_Directions for this task_
Tally up the lines carrying the string "Quasi" and respond with only the resulting number.

_Records_

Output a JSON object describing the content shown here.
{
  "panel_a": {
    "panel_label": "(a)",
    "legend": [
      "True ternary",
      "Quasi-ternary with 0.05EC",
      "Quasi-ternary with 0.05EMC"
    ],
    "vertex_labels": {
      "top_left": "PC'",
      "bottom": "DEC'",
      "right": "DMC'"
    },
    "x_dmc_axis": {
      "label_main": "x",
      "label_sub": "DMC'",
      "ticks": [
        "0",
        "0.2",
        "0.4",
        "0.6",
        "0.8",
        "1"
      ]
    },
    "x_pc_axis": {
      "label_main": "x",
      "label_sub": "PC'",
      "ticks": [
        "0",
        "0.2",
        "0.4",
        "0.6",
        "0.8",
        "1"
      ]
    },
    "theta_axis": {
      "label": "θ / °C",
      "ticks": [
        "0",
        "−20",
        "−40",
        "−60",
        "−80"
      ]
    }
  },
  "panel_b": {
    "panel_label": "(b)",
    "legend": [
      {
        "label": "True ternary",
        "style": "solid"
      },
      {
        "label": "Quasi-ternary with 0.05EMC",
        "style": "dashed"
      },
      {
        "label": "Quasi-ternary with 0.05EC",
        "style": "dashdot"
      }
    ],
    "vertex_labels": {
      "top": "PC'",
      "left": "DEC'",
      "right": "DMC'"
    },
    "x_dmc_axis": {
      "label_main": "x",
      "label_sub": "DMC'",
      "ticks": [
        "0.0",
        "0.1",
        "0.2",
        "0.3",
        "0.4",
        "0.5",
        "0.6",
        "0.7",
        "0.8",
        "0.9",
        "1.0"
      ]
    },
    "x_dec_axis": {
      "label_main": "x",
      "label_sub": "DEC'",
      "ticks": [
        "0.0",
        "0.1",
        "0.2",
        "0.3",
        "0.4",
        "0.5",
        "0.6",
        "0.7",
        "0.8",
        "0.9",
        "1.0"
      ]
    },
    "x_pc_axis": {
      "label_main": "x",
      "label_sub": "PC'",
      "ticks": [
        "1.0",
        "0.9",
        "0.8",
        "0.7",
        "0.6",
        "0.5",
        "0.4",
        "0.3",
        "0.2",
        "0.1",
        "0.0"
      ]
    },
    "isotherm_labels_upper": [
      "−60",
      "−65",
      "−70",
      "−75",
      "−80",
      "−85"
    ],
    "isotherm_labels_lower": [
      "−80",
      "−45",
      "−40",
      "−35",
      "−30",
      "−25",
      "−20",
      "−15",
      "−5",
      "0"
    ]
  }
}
* * *
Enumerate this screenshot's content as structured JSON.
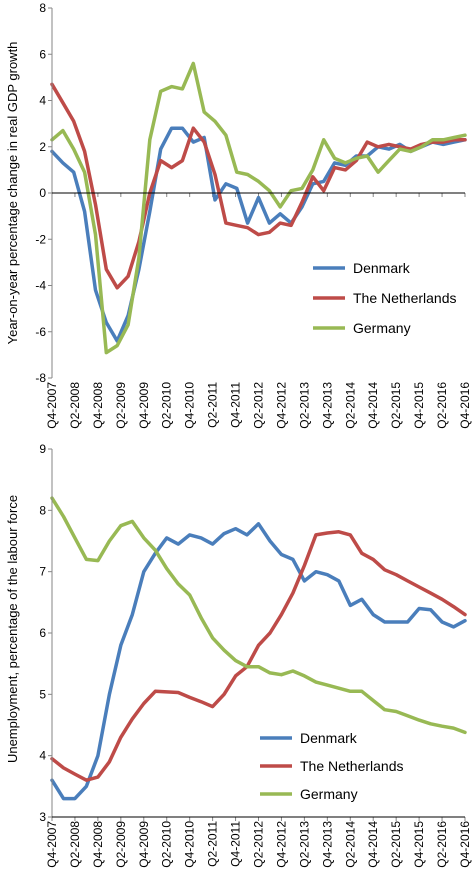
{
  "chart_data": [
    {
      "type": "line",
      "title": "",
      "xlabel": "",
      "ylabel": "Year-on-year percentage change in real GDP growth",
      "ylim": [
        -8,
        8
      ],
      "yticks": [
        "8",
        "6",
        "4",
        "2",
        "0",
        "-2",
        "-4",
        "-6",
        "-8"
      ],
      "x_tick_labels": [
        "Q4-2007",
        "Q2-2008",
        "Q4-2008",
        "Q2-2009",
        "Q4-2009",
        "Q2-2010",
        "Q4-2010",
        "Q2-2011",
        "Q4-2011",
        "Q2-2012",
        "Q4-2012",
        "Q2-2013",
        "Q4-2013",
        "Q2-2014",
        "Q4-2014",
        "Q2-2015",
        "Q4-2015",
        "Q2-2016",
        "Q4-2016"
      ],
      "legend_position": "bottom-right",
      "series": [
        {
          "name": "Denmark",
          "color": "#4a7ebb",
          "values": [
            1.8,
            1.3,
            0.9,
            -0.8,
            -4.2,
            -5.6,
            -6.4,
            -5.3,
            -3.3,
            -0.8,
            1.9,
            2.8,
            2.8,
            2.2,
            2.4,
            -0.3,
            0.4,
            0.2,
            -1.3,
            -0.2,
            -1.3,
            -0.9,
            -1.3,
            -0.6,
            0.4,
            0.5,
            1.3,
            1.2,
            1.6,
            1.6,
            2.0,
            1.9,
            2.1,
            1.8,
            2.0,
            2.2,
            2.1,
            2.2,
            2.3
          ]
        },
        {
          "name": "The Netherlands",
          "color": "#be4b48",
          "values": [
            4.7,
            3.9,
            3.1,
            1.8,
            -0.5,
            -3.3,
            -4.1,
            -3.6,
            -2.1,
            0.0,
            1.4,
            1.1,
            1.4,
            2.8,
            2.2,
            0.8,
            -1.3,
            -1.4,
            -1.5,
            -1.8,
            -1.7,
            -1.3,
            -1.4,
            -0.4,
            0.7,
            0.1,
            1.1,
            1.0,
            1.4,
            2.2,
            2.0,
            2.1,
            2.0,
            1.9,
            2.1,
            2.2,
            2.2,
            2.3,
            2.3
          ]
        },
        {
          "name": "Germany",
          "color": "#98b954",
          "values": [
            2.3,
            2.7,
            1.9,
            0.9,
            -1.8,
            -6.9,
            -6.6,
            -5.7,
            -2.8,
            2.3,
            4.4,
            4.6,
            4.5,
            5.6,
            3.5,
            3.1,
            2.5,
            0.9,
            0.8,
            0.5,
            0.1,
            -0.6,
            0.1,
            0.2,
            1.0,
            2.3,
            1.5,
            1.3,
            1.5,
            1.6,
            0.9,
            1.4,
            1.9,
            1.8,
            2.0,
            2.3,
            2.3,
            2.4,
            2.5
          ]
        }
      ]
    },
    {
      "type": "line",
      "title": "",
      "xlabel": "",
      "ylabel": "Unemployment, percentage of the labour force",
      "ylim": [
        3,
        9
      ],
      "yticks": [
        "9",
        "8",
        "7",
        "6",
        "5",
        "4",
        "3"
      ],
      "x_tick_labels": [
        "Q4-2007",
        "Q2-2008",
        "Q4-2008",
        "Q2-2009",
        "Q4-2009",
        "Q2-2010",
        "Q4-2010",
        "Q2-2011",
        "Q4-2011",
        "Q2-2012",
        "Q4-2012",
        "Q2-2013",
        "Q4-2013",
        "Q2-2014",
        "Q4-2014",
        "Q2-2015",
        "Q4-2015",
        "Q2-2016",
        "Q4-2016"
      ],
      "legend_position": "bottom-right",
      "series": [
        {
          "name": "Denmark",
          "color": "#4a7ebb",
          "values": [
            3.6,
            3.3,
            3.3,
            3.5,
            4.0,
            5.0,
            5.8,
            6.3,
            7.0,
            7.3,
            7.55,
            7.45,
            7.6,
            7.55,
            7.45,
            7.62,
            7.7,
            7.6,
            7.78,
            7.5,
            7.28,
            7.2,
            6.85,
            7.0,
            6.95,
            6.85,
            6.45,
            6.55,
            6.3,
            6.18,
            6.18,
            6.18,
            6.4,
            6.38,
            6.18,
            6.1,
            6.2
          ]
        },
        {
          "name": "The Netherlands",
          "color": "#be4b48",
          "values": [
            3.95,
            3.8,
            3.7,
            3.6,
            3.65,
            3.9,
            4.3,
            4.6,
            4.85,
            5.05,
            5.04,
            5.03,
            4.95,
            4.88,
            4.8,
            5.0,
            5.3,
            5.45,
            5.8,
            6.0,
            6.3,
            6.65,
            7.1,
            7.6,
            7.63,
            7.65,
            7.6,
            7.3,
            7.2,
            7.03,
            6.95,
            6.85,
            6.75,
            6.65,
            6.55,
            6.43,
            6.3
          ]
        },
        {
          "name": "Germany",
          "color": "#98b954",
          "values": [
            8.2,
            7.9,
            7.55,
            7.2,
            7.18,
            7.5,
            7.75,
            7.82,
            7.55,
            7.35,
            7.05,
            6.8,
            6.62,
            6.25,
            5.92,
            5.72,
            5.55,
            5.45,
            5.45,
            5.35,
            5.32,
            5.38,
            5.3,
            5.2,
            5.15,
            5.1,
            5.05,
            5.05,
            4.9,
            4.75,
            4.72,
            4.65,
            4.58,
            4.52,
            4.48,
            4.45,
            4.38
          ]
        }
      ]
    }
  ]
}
---
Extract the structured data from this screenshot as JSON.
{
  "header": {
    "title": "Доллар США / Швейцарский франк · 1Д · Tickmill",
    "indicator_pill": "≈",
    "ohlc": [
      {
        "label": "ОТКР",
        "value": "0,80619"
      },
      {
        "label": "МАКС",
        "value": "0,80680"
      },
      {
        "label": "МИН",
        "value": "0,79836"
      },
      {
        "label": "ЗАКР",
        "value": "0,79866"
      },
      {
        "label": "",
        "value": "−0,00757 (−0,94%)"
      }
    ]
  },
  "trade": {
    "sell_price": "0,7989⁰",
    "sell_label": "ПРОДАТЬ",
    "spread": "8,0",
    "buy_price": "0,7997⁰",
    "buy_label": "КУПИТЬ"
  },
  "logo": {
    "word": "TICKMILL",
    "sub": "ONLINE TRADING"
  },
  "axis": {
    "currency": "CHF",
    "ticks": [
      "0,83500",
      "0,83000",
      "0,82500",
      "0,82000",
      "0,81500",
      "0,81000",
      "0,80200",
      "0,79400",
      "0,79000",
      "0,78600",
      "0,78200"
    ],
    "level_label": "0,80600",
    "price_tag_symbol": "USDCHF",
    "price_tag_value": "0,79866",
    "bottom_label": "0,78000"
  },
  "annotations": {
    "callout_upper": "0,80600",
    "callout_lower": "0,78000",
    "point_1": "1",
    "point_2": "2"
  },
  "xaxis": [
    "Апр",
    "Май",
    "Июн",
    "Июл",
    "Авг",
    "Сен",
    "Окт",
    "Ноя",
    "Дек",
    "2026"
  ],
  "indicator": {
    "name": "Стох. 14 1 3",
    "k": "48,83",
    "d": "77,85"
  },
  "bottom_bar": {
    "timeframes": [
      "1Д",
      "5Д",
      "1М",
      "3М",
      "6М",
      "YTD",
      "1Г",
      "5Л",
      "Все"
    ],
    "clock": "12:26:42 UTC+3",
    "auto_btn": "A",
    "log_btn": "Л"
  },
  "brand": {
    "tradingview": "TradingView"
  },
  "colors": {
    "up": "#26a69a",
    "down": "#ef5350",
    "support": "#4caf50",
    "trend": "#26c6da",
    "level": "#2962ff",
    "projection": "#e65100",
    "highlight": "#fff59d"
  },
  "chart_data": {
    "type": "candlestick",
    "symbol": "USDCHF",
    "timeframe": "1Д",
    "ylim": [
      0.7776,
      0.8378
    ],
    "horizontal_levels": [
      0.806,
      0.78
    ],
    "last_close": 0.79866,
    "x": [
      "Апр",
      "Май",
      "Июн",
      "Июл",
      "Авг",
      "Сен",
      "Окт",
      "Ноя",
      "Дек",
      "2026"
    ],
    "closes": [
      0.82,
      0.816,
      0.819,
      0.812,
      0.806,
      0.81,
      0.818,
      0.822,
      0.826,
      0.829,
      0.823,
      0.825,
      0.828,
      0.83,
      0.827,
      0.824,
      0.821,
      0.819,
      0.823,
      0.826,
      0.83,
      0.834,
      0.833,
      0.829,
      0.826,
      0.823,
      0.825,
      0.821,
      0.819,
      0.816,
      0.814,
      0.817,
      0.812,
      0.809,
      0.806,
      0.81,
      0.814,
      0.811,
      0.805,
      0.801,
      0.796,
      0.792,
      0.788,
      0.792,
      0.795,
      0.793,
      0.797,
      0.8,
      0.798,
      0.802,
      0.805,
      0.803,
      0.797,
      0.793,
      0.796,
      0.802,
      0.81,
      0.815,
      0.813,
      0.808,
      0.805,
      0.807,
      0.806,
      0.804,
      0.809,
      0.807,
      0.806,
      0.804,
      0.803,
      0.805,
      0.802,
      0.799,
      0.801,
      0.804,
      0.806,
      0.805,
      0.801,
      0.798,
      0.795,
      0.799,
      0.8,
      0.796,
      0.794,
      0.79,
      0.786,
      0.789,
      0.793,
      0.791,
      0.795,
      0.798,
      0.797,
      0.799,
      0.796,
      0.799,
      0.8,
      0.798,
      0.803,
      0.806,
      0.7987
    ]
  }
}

_Final answer_
4